_Task to complete_.
Copy the entries below exactly. Images do not belong in the copy.

_Information supplied_.
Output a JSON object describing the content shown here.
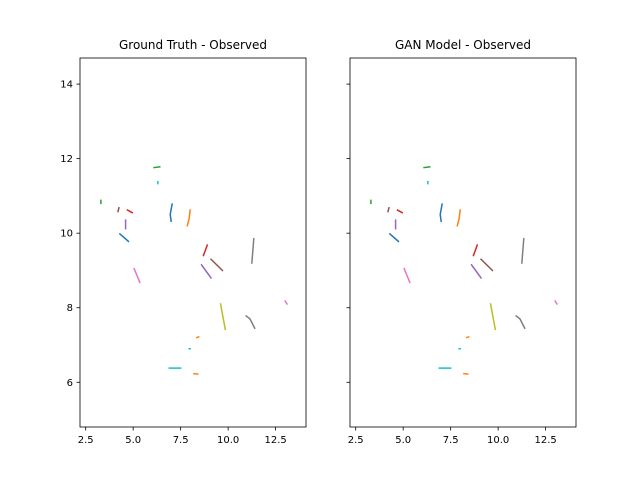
{
  "colors": [
    "#1f77b4",
    "#ff7f0e",
    "#2ca02c",
    "#d62728",
    "#9467bd",
    "#8c564b",
    "#e377c2",
    "#7f7f7f",
    "#bcbd22",
    "#17becf"
  ],
  "chart_data": [
    {
      "type": "line",
      "title": "Ground Truth - Observed",
      "xlim": [
        2.2,
        14.1
      ],
      "ylim": [
        4.8,
        14.7
      ],
      "xticks": [
        2.5,
        5.0,
        7.5,
        10.0,
        12.5
      ],
      "xtick_labels": [
        "2.5",
        "5.0",
        "7.5",
        "10.0",
        "12.5"
      ],
      "yticks": [
        6,
        8,
        10,
        12,
        14
      ],
      "ytick_labels": [
        "6",
        "8",
        "10",
        "12",
        "14"
      ],
      "show_ytick_labels": true,
      "series": [
        {
          "color_index": 2,
          "points": [
            [
              3.3,
              10.8
            ],
            [
              3.3,
              10.88
            ]
          ]
        },
        {
          "color_index": 5,
          "points": [
            [
              4.2,
              10.58
            ],
            [
              4.25,
              10.68
            ]
          ]
        },
        {
          "color_index": 3,
          "points": [
            [
              4.7,
              10.62
            ],
            [
              4.95,
              10.55
            ]
          ]
        },
        {
          "color_index": 4,
          "points": [
            [
              4.6,
              10.35
            ],
            [
              4.6,
              10.12
            ]
          ]
        },
        {
          "color_index": 0,
          "points": [
            [
              4.3,
              9.98
            ],
            [
              4.75,
              9.78
            ]
          ]
        },
        {
          "color_index": 2,
          "points": [
            [
              6.1,
              11.76
            ],
            [
              6.4,
              11.78
            ]
          ]
        },
        {
          "color_index": 9,
          "points": [
            [
              6.3,
              11.38
            ],
            [
              6.3,
              11.33
            ]
          ]
        },
        {
          "color_index": 0,
          "points": [
            [
              7.05,
              10.78
            ],
            [
              6.95,
              10.5
            ],
            [
              7.0,
              10.32
            ]
          ]
        },
        {
          "color_index": 1,
          "points": [
            [
              8.0,
              10.62
            ],
            [
              7.95,
              10.4
            ],
            [
              7.85,
              10.2
            ]
          ]
        },
        {
          "color_index": 3,
          "points": [
            [
              8.7,
              9.4
            ],
            [
              8.9,
              9.68
            ]
          ]
        },
        {
          "color_index": 4,
          "points": [
            [
              8.6,
              9.15
            ],
            [
              9.1,
              8.8
            ]
          ]
        },
        {
          "color_index": 5,
          "points": [
            [
              9.1,
              9.3
            ],
            [
              9.7,
              9.0
            ]
          ]
        },
        {
          "color_index": 7,
          "points": [
            [
              11.35,
              9.85
            ],
            [
              11.25,
              9.2
            ]
          ]
        },
        {
          "color_index": 6,
          "points": [
            [
              5.05,
              9.05
            ],
            [
              5.35,
              8.68
            ]
          ]
        },
        {
          "color_index": 6,
          "points": [
            [
              13.0,
              8.18
            ],
            [
              13.1,
              8.1
            ]
          ]
        },
        {
          "color_index": 8,
          "points": [
            [
              9.6,
              8.1
            ],
            [
              9.85,
              7.42
            ]
          ]
        },
        {
          "color_index": 7,
          "points": [
            [
              10.95,
              7.78
            ],
            [
              11.15,
              7.7
            ],
            [
              11.4,
              7.45
            ]
          ]
        },
        {
          "color_index": 1,
          "points": [
            [
              8.35,
              7.2
            ],
            [
              8.45,
              7.22
            ]
          ]
        },
        {
          "color_index": 9,
          "points": [
            [
              7.95,
              6.9
            ],
            [
              8.0,
              6.9
            ]
          ]
        },
        {
          "color_index": 9,
          "points": [
            [
              6.9,
              6.38
            ],
            [
              7.5,
              6.38
            ]
          ]
        },
        {
          "color_index": 1,
          "points": [
            [
              8.2,
              6.23
            ],
            [
              8.4,
              6.22
            ]
          ]
        }
      ]
    },
    {
      "type": "line",
      "title": "GAN Model - Observed",
      "xlim": [
        2.2,
        14.1
      ],
      "ylim": [
        4.8,
        14.7
      ],
      "xticks": [
        2.5,
        5.0,
        7.5,
        10.0,
        12.5
      ],
      "xtick_labels": [
        "2.5",
        "5.0",
        "7.5",
        "10.0",
        "12.5"
      ],
      "yticks": [
        6,
        8,
        10,
        12,
        14
      ],
      "ytick_labels": [
        "6",
        "8",
        "10",
        "12",
        "14"
      ],
      "show_ytick_labels": false,
      "series": [
        {
          "color_index": 2,
          "points": [
            [
              3.3,
              10.8
            ],
            [
              3.3,
              10.88
            ]
          ]
        },
        {
          "color_index": 5,
          "points": [
            [
              4.2,
              10.58
            ],
            [
              4.25,
              10.68
            ]
          ]
        },
        {
          "color_index": 3,
          "points": [
            [
              4.7,
              10.62
            ],
            [
              4.95,
              10.55
            ]
          ]
        },
        {
          "color_index": 4,
          "points": [
            [
              4.6,
              10.35
            ],
            [
              4.6,
              10.12
            ]
          ]
        },
        {
          "color_index": 0,
          "points": [
            [
              4.3,
              9.98
            ],
            [
              4.75,
              9.78
            ]
          ]
        },
        {
          "color_index": 2,
          "points": [
            [
              6.1,
              11.76
            ],
            [
              6.4,
              11.78
            ]
          ]
        },
        {
          "color_index": 9,
          "points": [
            [
              6.3,
              11.38
            ],
            [
              6.3,
              11.33
            ]
          ]
        },
        {
          "color_index": 0,
          "points": [
            [
              7.05,
              10.78
            ],
            [
              6.95,
              10.5
            ],
            [
              7.0,
              10.32
            ]
          ]
        },
        {
          "color_index": 1,
          "points": [
            [
              8.0,
              10.62
            ],
            [
              7.95,
              10.4
            ],
            [
              7.85,
              10.2
            ]
          ]
        },
        {
          "color_index": 3,
          "points": [
            [
              8.7,
              9.4
            ],
            [
              8.9,
              9.68
            ]
          ]
        },
        {
          "color_index": 4,
          "points": [
            [
              8.6,
              9.15
            ],
            [
              9.1,
              8.8
            ]
          ]
        },
        {
          "color_index": 5,
          "points": [
            [
              9.1,
              9.3
            ],
            [
              9.7,
              9.0
            ]
          ]
        },
        {
          "color_index": 7,
          "points": [
            [
              11.35,
              9.85
            ],
            [
              11.25,
              9.2
            ]
          ]
        },
        {
          "color_index": 6,
          "points": [
            [
              5.05,
              9.05
            ],
            [
              5.35,
              8.68
            ]
          ]
        },
        {
          "color_index": 6,
          "points": [
            [
              13.0,
              8.18
            ],
            [
              13.1,
              8.1
            ]
          ]
        },
        {
          "color_index": 8,
          "points": [
            [
              9.6,
              8.1
            ],
            [
              9.85,
              7.42
            ]
          ]
        },
        {
          "color_index": 7,
          "points": [
            [
              10.95,
              7.78
            ],
            [
              11.15,
              7.7
            ],
            [
              11.4,
              7.45
            ]
          ]
        },
        {
          "color_index": 1,
          "points": [
            [
              8.35,
              7.2
            ],
            [
              8.45,
              7.22
            ]
          ]
        },
        {
          "color_index": 9,
          "points": [
            [
              7.95,
              6.9
            ],
            [
              8.0,
              6.9
            ]
          ]
        },
        {
          "color_index": 9,
          "points": [
            [
              6.9,
              6.38
            ],
            [
              7.5,
              6.38
            ]
          ]
        },
        {
          "color_index": 1,
          "points": [
            [
              8.2,
              6.23
            ],
            [
              8.4,
              6.22
            ]
          ]
        }
      ]
    }
  ]
}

_Solution for this exercise_.
Output a JSON object describing the content shown here.
{
  "colors": [
    "#1f77b4",
    "#ff7f0e",
    "#2ca02c",
    "#d62728",
    "#9467bd",
    "#8c564b",
    "#e377c2",
    "#7f7f7f",
    "#bcbd22",
    "#17becf"
  ],
  "chart_data": [
    {
      "type": "line",
      "title": "Ground Truth - Observed",
      "xlim": [
        2.2,
        14.1
      ],
      "ylim": [
        4.8,
        14.7
      ],
      "xticks": [
        2.5,
        5.0,
        7.5,
        10.0,
        12.5
      ],
      "xtick_labels": [
        "2.5",
        "5.0",
        "7.5",
        "10.0",
        "12.5"
      ],
      "yticks": [
        6,
        8,
        10,
        12,
        14
      ],
      "ytick_labels": [
        "6",
        "8",
        "10",
        "12",
        "14"
      ],
      "show_ytick_labels": true,
      "series": [
        {
          "color_index": 2,
          "points": [
            [
              3.3,
              10.8
            ],
            [
              3.3,
              10.88
            ]
          ]
        },
        {
          "color_index": 5,
          "points": [
            [
              4.2,
              10.58
            ],
            [
              4.25,
              10.68
            ]
          ]
        },
        {
          "color_index": 3,
          "points": [
            [
              4.7,
              10.62
            ],
            [
              4.95,
              10.55
            ]
          ]
        },
        {
          "color_index": 4,
          "points": [
            [
              4.6,
              10.35
            ],
            [
              4.6,
              10.12
            ]
          ]
        },
        {
          "color_index": 0,
          "points": [
            [
              4.3,
              9.98
            ],
            [
              4.75,
              9.78
            ]
          ]
        },
        {
          "color_index": 2,
          "points": [
            [
              6.1,
              11.76
            ],
            [
              6.4,
              11.78
            ]
          ]
        },
        {
          "color_index": 9,
          "points": [
            [
              6.3,
              11.38
            ],
            [
              6.3,
              11.33
            ]
          ]
        },
        {
          "color_index": 0,
          "points": [
            [
              7.05,
              10.78
            ],
            [
              6.95,
              10.5
            ],
            [
              7.0,
              10.32
            ]
          ]
        },
        {
          "color_index": 1,
          "points": [
            [
              8.0,
              10.62
            ],
            [
              7.95,
              10.4
            ],
            [
              7.85,
              10.2
            ]
          ]
        },
        {
          "color_index": 3,
          "points": [
            [
              8.7,
              9.4
            ],
            [
              8.9,
              9.68
            ]
          ]
        },
        {
          "color_index": 4,
          "points": [
            [
              8.6,
              9.15
            ],
            [
              9.1,
              8.8
            ]
          ]
        },
        {
          "color_index": 5,
          "points": [
            [
              9.1,
              9.3
            ],
            [
              9.7,
              9.0
            ]
          ]
        },
        {
          "color_index": 7,
          "points": [
            [
              11.35,
              9.85
            ],
            [
              11.25,
              9.2
            ]
          ]
        },
        {
          "color_index": 6,
          "points": [
            [
              5.05,
              9.05
            ],
            [
              5.35,
              8.68
            ]
          ]
        },
        {
          "color_index": 6,
          "points": [
            [
              13.0,
              8.18
            ],
            [
              13.1,
              8.1
            ]
          ]
        },
        {
          "color_index": 8,
          "points": [
            [
              9.6,
              8.1
            ],
            [
              9.85,
              7.42
            ]
          ]
        },
        {
          "color_index": 7,
          "points": [
            [
              10.95,
              7.78
            ],
            [
              11.15,
              7.7
            ],
            [
              11.4,
              7.45
            ]
          ]
        },
        {
          "color_index": 1,
          "points": [
            [
              8.35,
              7.2
            ],
            [
              8.45,
              7.22
            ]
          ]
        },
        {
          "color_index": 9,
          "points": [
            [
              7.95,
              6.9
            ],
            [
              8.0,
              6.9
            ]
          ]
        },
        {
          "color_index": 9,
          "points": [
            [
              6.9,
              6.38
            ],
            [
              7.5,
              6.38
            ]
          ]
        },
        {
          "color_index": 1,
          "points": [
            [
              8.2,
              6.23
            ],
            [
              8.4,
              6.22
            ]
          ]
        }
      ]
    },
    {
      "type": "line",
      "title": "GAN Model - Observed",
      "xlim": [
        2.2,
        14.1
      ],
      "ylim": [
        4.8,
        14.7
      ],
      "xticks": [
        2.5,
        5.0,
        7.5,
        10.0,
        12.5
      ],
      "xtick_labels": [
        "2.5",
        "5.0",
        "7.5",
        "10.0",
        "12.5"
      ],
      "yticks": [
        6,
        8,
        10,
        12,
        14
      ],
      "ytick_labels": [
        "6",
        "8",
        "10",
        "12",
        "14"
      ],
      "show_ytick_labels": false,
      "series": [
        {
          "color_index": 2,
          "points": [
            [
              3.3,
              10.8
            ],
            [
              3.3,
              10.88
            ]
          ]
        },
        {
          "color_index": 5,
          "points": [
            [
              4.2,
              10.58
            ],
            [
              4.25,
              10.68
            ]
          ]
        },
        {
          "color_index": 3,
          "points": [
            [
              4.7,
              10.62
            ],
            [
              4.95,
              10.55
            ]
          ]
        },
        {
          "color_index": 4,
          "points": [
            [
              4.6,
              10.35
            ],
            [
              4.6,
              10.12
            ]
          ]
        },
        {
          "color_index": 0,
          "points": [
            [
              4.3,
              9.98
            ],
            [
              4.75,
              9.78
            ]
          ]
        },
        {
          "color_index": 2,
          "points": [
            [
              6.1,
              11.76
            ],
            [
              6.4,
              11.78
            ]
          ]
        },
        {
          "color_index": 9,
          "points": [
            [
              6.3,
              11.38
            ],
            [
              6.3,
              11.33
            ]
          ]
        },
        {
          "color_index": 0,
          "points": [
            [
              7.05,
              10.78
            ],
            [
              6.95,
              10.5
            ],
            [
              7.0,
              10.32
            ]
          ]
        },
        {
          "color_index": 1,
          "points": [
            [
              8.0,
              10.62
            ],
            [
              7.95,
              10.4
            ],
            [
              7.85,
              10.2
            ]
          ]
        },
        {
          "color_index": 3,
          "points": [
            [
              8.7,
              9.4
            ],
            [
              8.9,
              9.68
            ]
          ]
        },
        {
          "color_index": 4,
          "points": [
            [
              8.6,
              9.15
            ],
            [
              9.1,
              8.8
            ]
          ]
        },
        {
          "color_index": 5,
          "points": [
            [
              9.1,
              9.3
            ],
            [
              9.7,
              9.0
            ]
          ]
        },
        {
          "color_index": 7,
          "points": [
            [
              11.35,
              9.85
            ],
            [
              11.25,
              9.2
            ]
          ]
        },
        {
          "color_index": 6,
          "points": [
            [
              5.05,
              9.05
            ],
            [
              5.35,
              8.68
            ]
          ]
        },
        {
          "color_index": 6,
          "points": [
            [
              13.0,
              8.18
            ],
            [
              13.1,
              8.1
            ]
          ]
        },
        {
          "color_index": 8,
          "points": [
            [
              9.6,
              8.1
            ],
            [
              9.85,
              7.42
            ]
          ]
        },
        {
          "color_index": 7,
          "points": [
            [
              10.95,
              7.78
            ],
            [
              11.15,
              7.7
            ],
            [
              11.4,
              7.45
            ]
          ]
        },
        {
          "color_index": 1,
          "points": [
            [
              8.35,
              7.2
            ],
            [
              8.45,
              7.22
            ]
          ]
        },
        {
          "color_index": 9,
          "points": [
            [
              7.95,
              6.9
            ],
            [
              8.0,
              6.9
            ]
          ]
        },
        {
          "color_index": 9,
          "points": [
            [
              6.9,
              6.38
            ],
            [
              7.5,
              6.38
            ]
          ]
        },
        {
          "color_index": 1,
          "points": [
            [
              8.2,
              6.23
            ],
            [
              8.4,
              6.22
            ]
          ]
        }
      ]
    }
  ]
}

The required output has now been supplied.